◆ WHAT IS ASKED
Reproduce the listing word for word, leaving every picture behind.

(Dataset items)
[START]
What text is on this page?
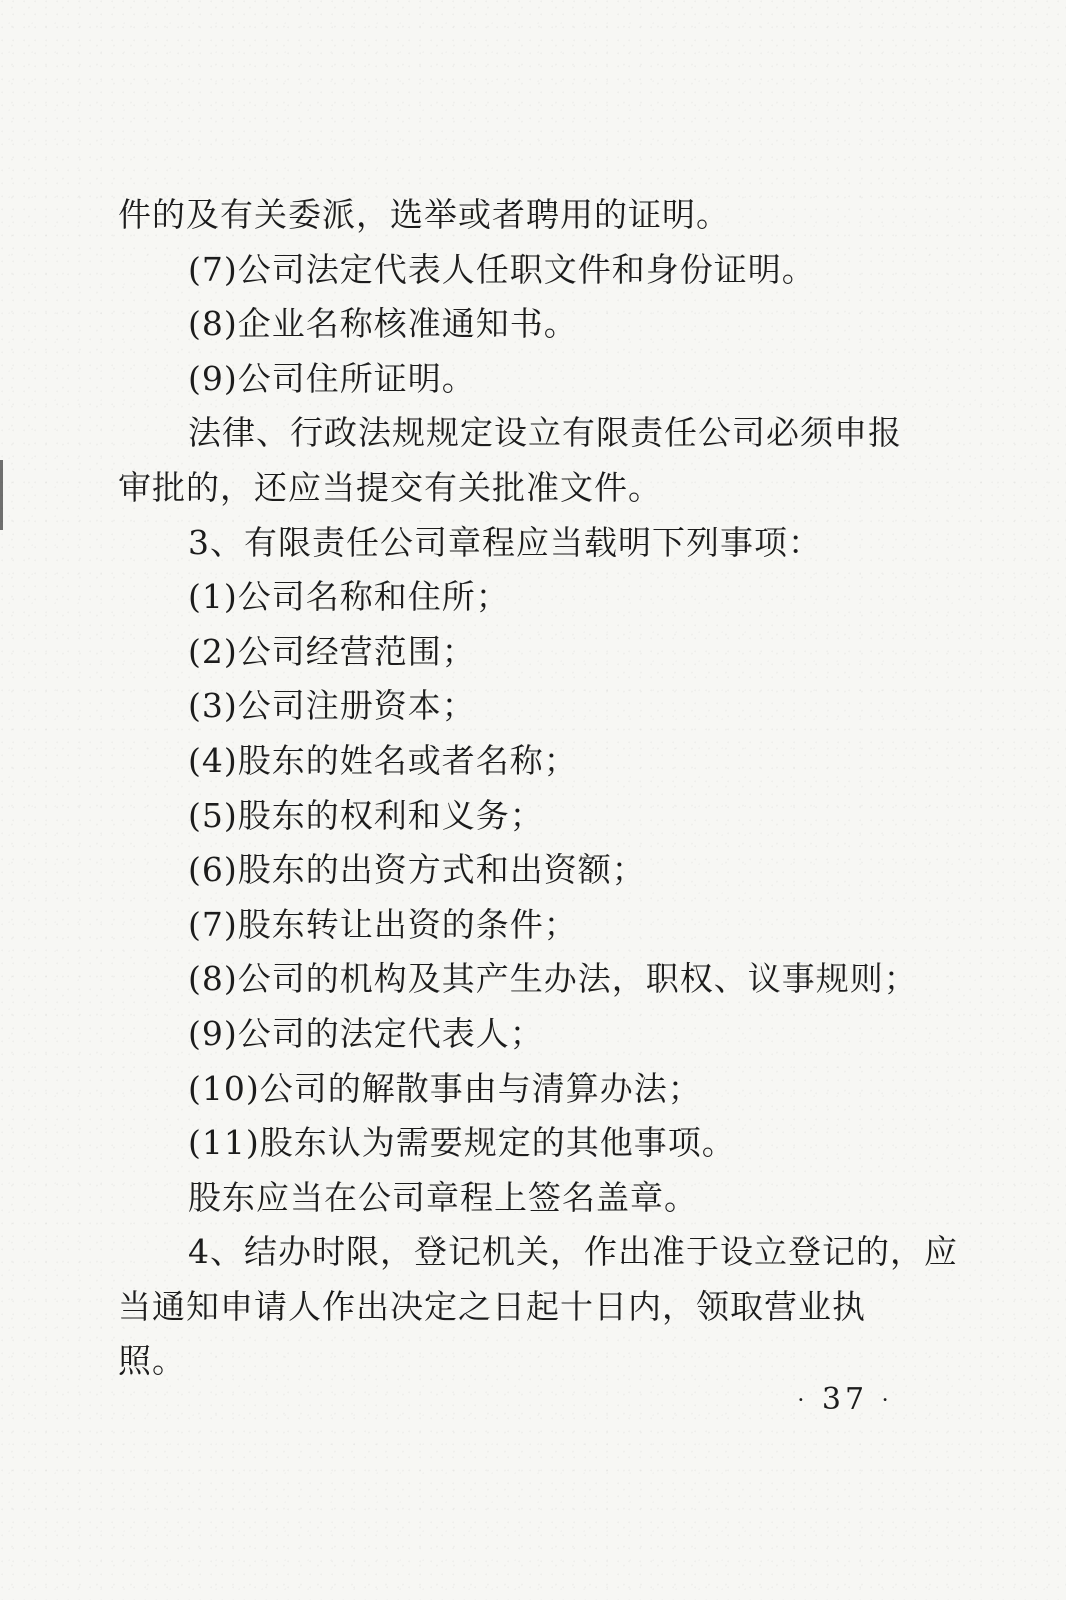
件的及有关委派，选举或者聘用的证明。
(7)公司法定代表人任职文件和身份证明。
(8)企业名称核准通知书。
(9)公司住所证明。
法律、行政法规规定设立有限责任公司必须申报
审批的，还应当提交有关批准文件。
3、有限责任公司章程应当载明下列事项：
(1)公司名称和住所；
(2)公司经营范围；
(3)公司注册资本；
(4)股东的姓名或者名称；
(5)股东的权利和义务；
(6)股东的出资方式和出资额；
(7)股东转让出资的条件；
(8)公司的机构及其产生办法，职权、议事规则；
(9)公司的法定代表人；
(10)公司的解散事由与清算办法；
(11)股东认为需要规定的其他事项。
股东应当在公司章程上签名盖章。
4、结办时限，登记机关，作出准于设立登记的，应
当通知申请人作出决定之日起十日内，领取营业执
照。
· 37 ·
[END]
◆ EXERCISE ANSWER
What text is on this page?
件的及有关委派，选举或者聘用的证明。
(7)公司法定代表人任职文件和身份证明。
(8)企业名称核准通知书。
(9)公司住所证明。
法律、行政法规规定设立有限责任公司必须申报
审批的，还应当提交有关批准文件。
3、有限责任公司章程应当载明下列事项：
(1)公司名称和住所；
(2)公司经营范围；
(3)公司注册资本；
(4)股东的姓名或者名称；
(5)股东的权利和义务；
(6)股东的出资方式和出资额；
(7)股东转让出资的条件；
(8)公司的机构及其产生办法，职权、议事规则；
(9)公司的法定代表人；
(10)公司的解散事由与清算办法；
(11)股东认为需要规定的其他事项。
股东应当在公司章程上签名盖章。
4、结办时限，登记机关，作出准于设立登记的，应
当通知申请人作出决定之日起十日内，领取营业执
照。
· 37 ·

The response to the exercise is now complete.